[Figure record listings]
--------------------------------
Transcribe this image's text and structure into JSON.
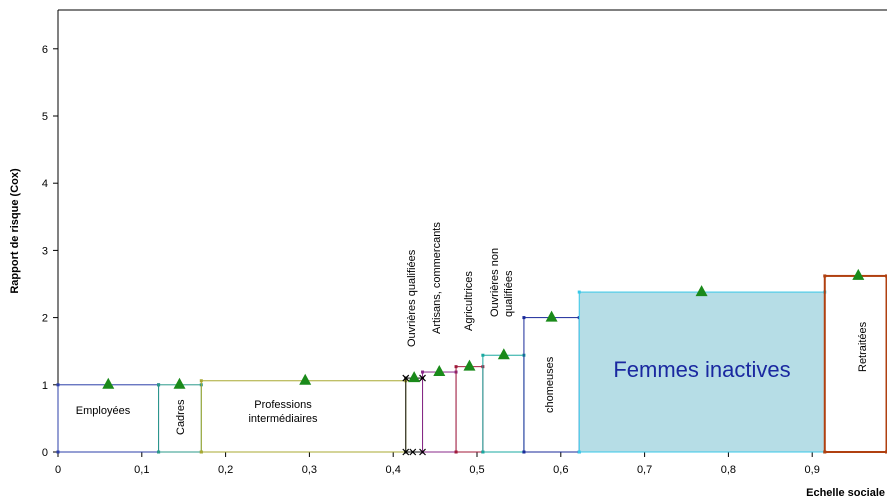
{
  "chart_data": {
    "type": "area",
    "xlabel": "Echelle sociale",
    "ylabel": "Rapport de risque (Cox)",
    "xlim": [
      0,
      0.99
    ],
    "ylim": [
      0,
      6.6
    ],
    "x_ticks": [
      "0",
      "0,1",
      "0,2",
      "0,3",
      "0,4",
      "0,5",
      "0,6",
      "0,7",
      "0,8",
      "0,9"
    ],
    "y_ticks": [
      "0",
      "1",
      "2",
      "3",
      "4",
      "5",
      "6"
    ],
    "grid": false,
    "series": [
      {
        "name": "Employées",
        "x0": 0.0,
        "x1": 0.12,
        "value": 1.0,
        "marker_x": 0.06,
        "color": "#2b3fa8",
        "fill": "none",
        "label_orientation": "horizontal"
      },
      {
        "name": "Cadres",
        "x0": 0.12,
        "x1": 0.171,
        "value": 1.0,
        "marker_x": 0.145,
        "color": "#2b9a8a",
        "fill": "none",
        "label_orientation": "vertical"
      },
      {
        "name": "Professions intermédiaires",
        "x0": 0.171,
        "x1": 0.415,
        "value": 1.06,
        "marker_x": 0.295,
        "color": "#a8a830",
        "fill": "none",
        "label_orientation": "horizontal"
      },
      {
        "name": "Ouvrières qualifiées",
        "x0": 0.415,
        "x1": 0.435,
        "value": 1.1,
        "marker_x": 0.425,
        "color": "#111111",
        "fill": "none",
        "label_orientation": "vertical"
      },
      {
        "name": "Artisans, commercants",
        "x0": 0.435,
        "x1": 0.475,
        "value": 1.19,
        "marker_x": 0.455,
        "color": "#8a2a8a",
        "fill": "none",
        "label_orientation": "vertical"
      },
      {
        "name": "Agricultrices",
        "x0": 0.475,
        "x1": 0.507,
        "value": 1.27,
        "marker_x": 0.491,
        "color": "#a01a3a",
        "fill": "none",
        "label_orientation": "vertical"
      },
      {
        "name": "Ouvrières non qualifiées",
        "x0": 0.507,
        "x1": 0.556,
        "value": 1.44,
        "marker_x": 0.532,
        "color": "#1aa8a0",
        "fill": "none",
        "label_orientation": "vertical"
      },
      {
        "name": "chomeuses",
        "x0": 0.556,
        "x1": 0.622,
        "value": 2.0,
        "marker_x": 0.589,
        "color": "#1a2a9a",
        "fill": "none",
        "label_orientation": "vertical"
      },
      {
        "name": "Femmes inactives",
        "x0": 0.622,
        "x1": 0.915,
        "value": 2.38,
        "marker_x": 0.768,
        "color": "#38c8e8",
        "fill": "#b6dde6",
        "label_orientation": "horizontal"
      },
      {
        "name": "Retraitées",
        "x0": 0.915,
        "x1": 0.99,
        "value": 2.62,
        "marker_x": 0.955,
        "color": "#b04010",
        "fill": "none",
        "label_orientation": "vertical"
      }
    ],
    "marker_color": "#1a8a1a"
  }
}
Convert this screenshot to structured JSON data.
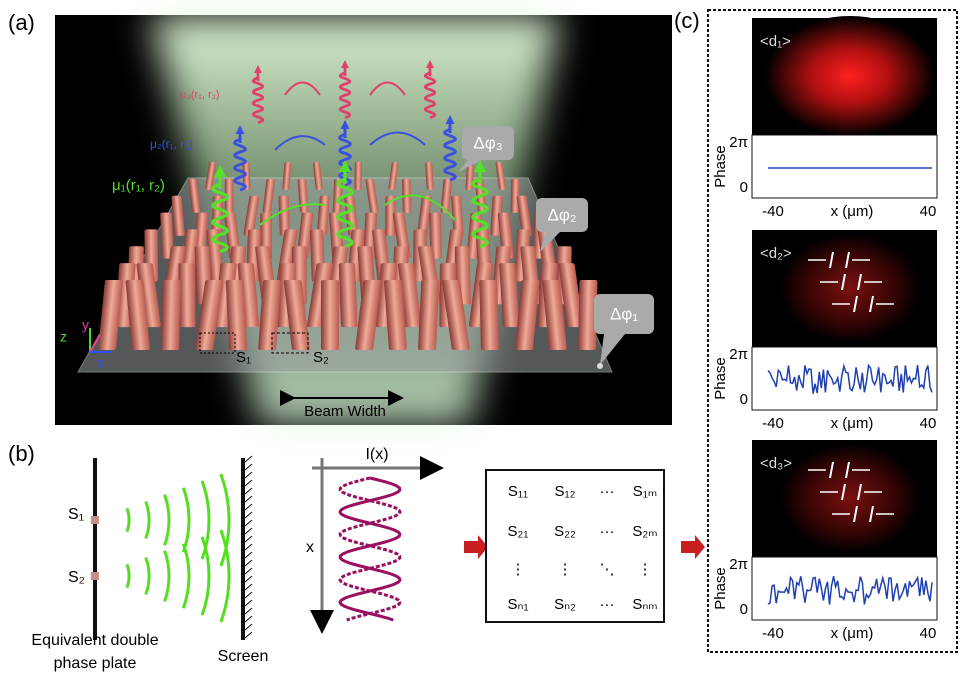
{
  "panel_a": {
    "label": "(a)",
    "mu3": "μ₃(r₁, r₂)",
    "mu2": "μ₂(r₁, r₂)",
    "mu1": "μ₁(r₁, r₂)",
    "dphi3": "Δφ₃",
    "dphi2": "Δφ₂",
    "dphi1": "Δφ₁",
    "s1": "S₁",
    "s2": "S₂",
    "beam_width": "Beam Width",
    "axis_z": "z",
    "axis_y": "y",
    "axis_x": "x"
  },
  "panel_b": {
    "label": "(b)",
    "s1": "S₁",
    "s2": "S₂",
    "plate": [
      "Equivalent double",
      "phase plate"
    ],
    "screen": "Screen",
    "intensity": "I(x)",
    "x_axis": "x",
    "matrix": [
      [
        "S₁₁",
        "S₁₂",
        "···",
        "S₁ₘ"
      ],
      [
        "S₂₁",
        "S₂₂",
        "···",
        "S₂ₘ"
      ],
      [
        "⋮",
        "⋮",
        "⋱",
        "⋮"
      ],
      [
        "Sₙ₁",
        "Sₙ₂",
        "···",
        "Sₙₘ"
      ]
    ]
  },
  "panel_c": {
    "label": "(c)",
    "plots": [
      {
        "image_label": "<d₁>",
        "y_label": "Phase",
        "yticks": [
          "2π",
          0
        ],
        "xticks": [
          -40,
          40
        ],
        "x_label": "x (μm)"
      },
      {
        "image_label": "<d₂>",
        "y_label": "Phase",
        "yticks": [
          "2π",
          0
        ],
        "xticks": [
          -40,
          40
        ],
        "x_label": "x (μm)"
      },
      {
        "image_label": "<d₃>",
        "y_label": "Phase",
        "yticks": [
          "2π",
          0
        ],
        "xticks": [
          -40,
          40
        ],
        "x_label": "x (μm)"
      }
    ]
  }
}
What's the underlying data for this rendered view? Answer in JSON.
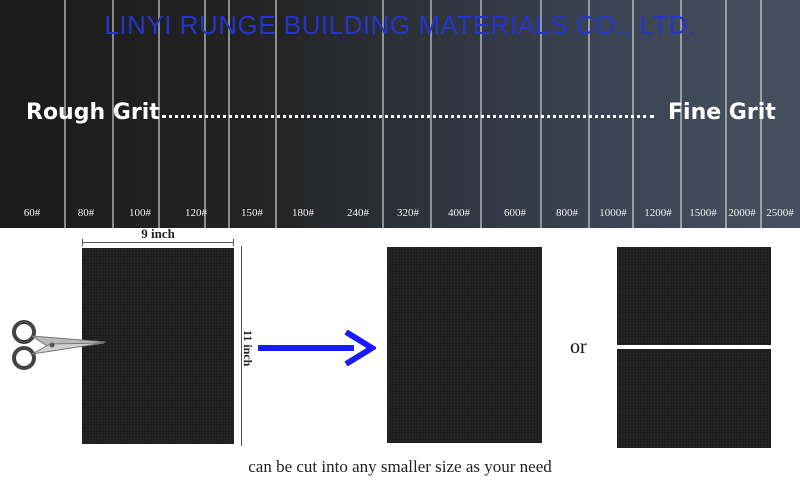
{
  "banner": {
    "watermark": "LINYI RUNGE BUILDING MATERIALS CO., LTD.",
    "rough_label": "Rough Grit",
    "fine_label": "Fine Grit",
    "grits": [
      "60#",
      "80#",
      "100#",
      "120#",
      "150#",
      "180#",
      "240#",
      "320#",
      "400#",
      "600#",
      "800#",
      "1000#",
      "1200#",
      "1500#",
      "2000#",
      "2500#"
    ]
  },
  "diagram": {
    "width_label": "9 inch",
    "height_label": "11 inch",
    "or_label": "or",
    "caption": "can be cut into any smaller size as your need"
  },
  "colors": {
    "watermark": "#2535c9",
    "arrow": "#1a1aff",
    "sheet": "#1d1d1d"
  },
  "icons": [
    "scissors-icon",
    "arrow-right-icon"
  ]
}
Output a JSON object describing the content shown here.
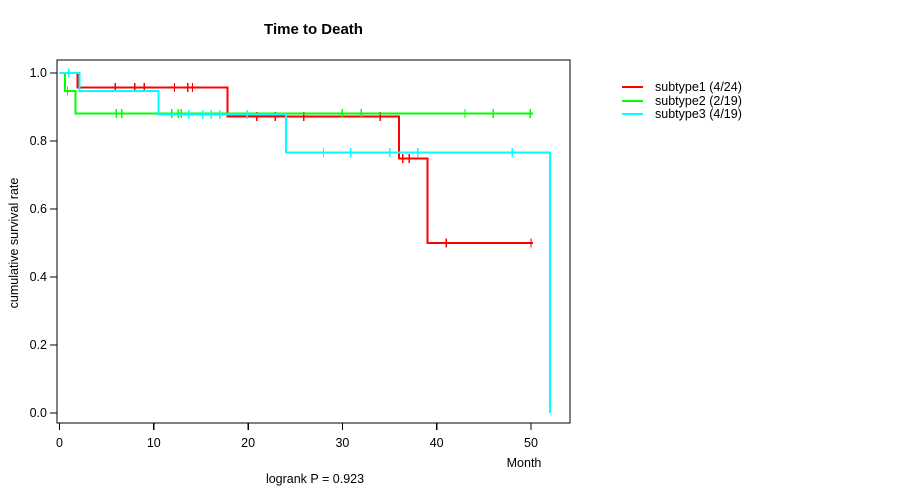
--------------------------------
Given request: Quote every line word for word and keep the images out of the copy.

Response to this task:
Transcribe this image's text and structure into JSON.
{
  "chart_data": {
    "type": "area",
    "xlabel": "Echelle sociale",
    "ylabel": "Rapport de risque (Cox)",
    "xlim": [
      0,
      0.99
    ],
    "ylim": [
      0,
      6.6
    ],
    "x_ticks": [
      "0",
      "0,1",
      "0,2",
      "0,3",
      "0,4",
      "0,5",
      "0,6",
      "0,7",
      "0,8",
      "0,9"
    ],
    "y_ticks": [
      "0",
      "1",
      "2",
      "3",
      "4",
      "5",
      "6"
    ],
    "grid": false,
    "series": [
      {
        "name": "Employées",
        "x0": 0.0,
        "x1": 0.12,
        "value": 1.0,
        "marker_x": 0.06,
        "color": "#2b3fa8",
        "fill": "none",
        "label_orientation": "horizontal"
      },
      {
        "name": "Cadres",
        "x0": 0.12,
        "x1": 0.171,
        "value": 1.0,
        "marker_x": 0.145,
        "color": "#2b9a8a",
        "fill": "none",
        "label_orientation": "vertical"
      },
      {
        "name": "Professions intermédiaires",
        "x0": 0.171,
        "x1": 0.415,
        "value": 1.06,
        "marker_x": 0.295,
        "color": "#a8a830",
        "fill": "none",
        "label_orientation": "horizontal"
      },
      {
        "name": "Ouvrières qualifiées",
        "x0": 0.415,
        "x1": 0.435,
        "value": 1.1,
        "marker_x": 0.425,
        "color": "#111111",
        "fill": "none",
        "label_orientation": "vertical"
      },
      {
        "name": "Artisans, commercants",
        "x0": 0.435,
        "x1": 0.475,
        "value": 1.19,
        "marker_x": 0.455,
        "color": "#8a2a8a",
        "fill": "none",
        "label_orientation": "vertical"
      },
      {
        "name": "Agricultrices",
        "x0": 0.475,
        "x1": 0.507,
        "value": 1.27,
        "marker_x": 0.491,
        "color": "#a01a3a",
        "fill": "none",
        "label_orientation": "vertical"
      },
      {
        "name": "Ouvrières non qualifiées",
        "x0": 0.507,
        "x1": 0.556,
        "value": 1.44,
        "marker_x": 0.532,
        "color": "#1aa8a0",
        "fill": "none",
        "label_orientation": "vertical"
      },
      {
        "name": "chomeuses",
        "x0": 0.556,
        "x1": 0.622,
        "value": 2.0,
        "marker_x": 0.589,
        "color": "#1a2a9a",
        "fill": "none",
        "label_orientation": "vertical"
      },
      {
        "name": "Femmes inactives",
        "x0": 0.622,
        "x1": 0.915,
        "value": 2.38,
        "marker_x": 0.768,
        "color": "#38c8e8",
        "fill": "#b6dde6",
        "label_orientation": "horizontal"
      },
      {
        "name": "Retraitées",
        "x0": 0.915,
        "x1": 0.99,
        "value": 2.62,
        "marker_x": 0.955,
        "color": "#b04010",
        "fill": "none",
        "label_orientation": "vertical"
      }
    ],
    "marker_color": "#1a8a1a"
  }
}
Convert this screenshot to structured JSON data.
{
  "panel_a": {
    "label": "(a)",
    "mu3": "μ₃(r₁, r₂)",
    "mu2": "μ₂(r₁, r₂)",
    "mu1": "μ₁(r₁, r₂)",
    "dphi3": "Δφ₃",
    "dphi2": "Δφ₂",
    "dphi1": "Δφ₁",
    "s1": "S₁",
    "s2": "S₂",
    "beam_width": "Beam Width",
    "axis_z": "z",
    "axis_y": "y",
    "axis_x": "x"
  },
  "panel_b": {
    "label": "(b)",
    "s1": "S₁",
    "s2": "S₂",
    "plate": [
      "Equivalent double",
      "phase plate"
    ],
    "screen": "Screen",
    "intensity": "I(x)",
    "x_axis": "x",
    "matrix": [
      [
        "S₁₁",
        "S₁₂",
        "···",
        "S₁ₘ"
      ],
      [
        "S₂₁",
        "S₂₂",
        "···",
        "S₂ₘ"
      ],
      [
        "⋮",
        "⋮",
        "⋱",
        "⋮"
      ],
      [
        "Sₙ₁",
        "Sₙ₂",
        "···",
        "Sₙₘ"
      ]
    ]
  },
  "panel_c": {
    "label": "(c)",
    "plots": [
      {
        "image_label": "<d₁>",
        "y_label": "Phase",
        "yticks": [
          "2π",
          0
        ],
        "xticks": [
          -40,
          40
        ],
        "x_label": "x (μm)"
      },
      {
        "image_label": "<d₂>",
        "y_label": "Phase",
        "yticks": [
          "2π",
          0
        ],
        "xticks": [
          -40,
          40
        ],
        "x_label": "x (μm)"
      },
      {
        "image_label": "<d₃>",
        "y_label": "Phase",
        "yticks": [
          "2π",
          0
        ],
        "xticks": [
          -40,
          40
        ],
        "x_label": "x (μm)"
      }
    ]
  }
}
What's the underlying data for this rendered view? Answer in JSON.
{
  "banner": {
    "watermark": "LINYI RUNGE BUILDING MATERIALS CO., LTD.",
    "rough_label": "Rough Grit",
    "fine_label": "Fine Grit",
    "grits": [
      "60#",
      "80#",
      "100#",
      "120#",
      "150#",
      "180#",
      "240#",
      "320#",
      "400#",
      "600#",
      "800#",
      "1000#",
      "1200#",
      "1500#",
      "2000#",
      "2500#"
    ]
  },
  "diagram": {
    "width_label": "9 inch",
    "height_label": "11 inch",
    "or_label": "or",
    "caption": "can be cut into any smaller size as your need"
  },
  "colors": {
    "watermark": "#2535c9",
    "arrow": "#1a1aff",
    "sheet": "#1d1d1d"
  },
  "icons": [
    "scissors-icon",
    "arrow-right-icon"
  ]
}
Output a JSON object describing the content shown here.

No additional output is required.